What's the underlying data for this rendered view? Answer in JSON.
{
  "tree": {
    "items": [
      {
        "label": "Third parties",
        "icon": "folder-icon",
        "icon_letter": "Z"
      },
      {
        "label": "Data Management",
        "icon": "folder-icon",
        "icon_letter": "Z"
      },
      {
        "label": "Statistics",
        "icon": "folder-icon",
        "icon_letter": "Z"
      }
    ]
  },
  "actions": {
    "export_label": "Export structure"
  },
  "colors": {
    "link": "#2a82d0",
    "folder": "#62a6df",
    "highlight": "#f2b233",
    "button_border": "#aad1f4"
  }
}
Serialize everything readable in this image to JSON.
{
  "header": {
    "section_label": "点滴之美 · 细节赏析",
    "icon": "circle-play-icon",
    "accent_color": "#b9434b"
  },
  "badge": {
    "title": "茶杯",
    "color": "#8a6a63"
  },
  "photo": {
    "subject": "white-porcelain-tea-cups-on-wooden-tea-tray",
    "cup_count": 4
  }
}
+===+
#### Task brief
From the line holding "Serialize everything readable" to the last line of the records, quote each line exactly and add nothing.

#### The reply
Serialize everything readable in this image to JSON.
{
  "header": {
    "section_label": "点滴之美 · 细节赏析",
    "icon": "circle-play-icon",
    "accent_color": "#b9434b"
  },
  "badge": {
    "title": "茶杯",
    "color": "#8a6a63"
  },
  "photo": {
    "subject": "white-porcelain-tea-cups-on-wooden-tea-tray",
    "cup_count": 4
  }
}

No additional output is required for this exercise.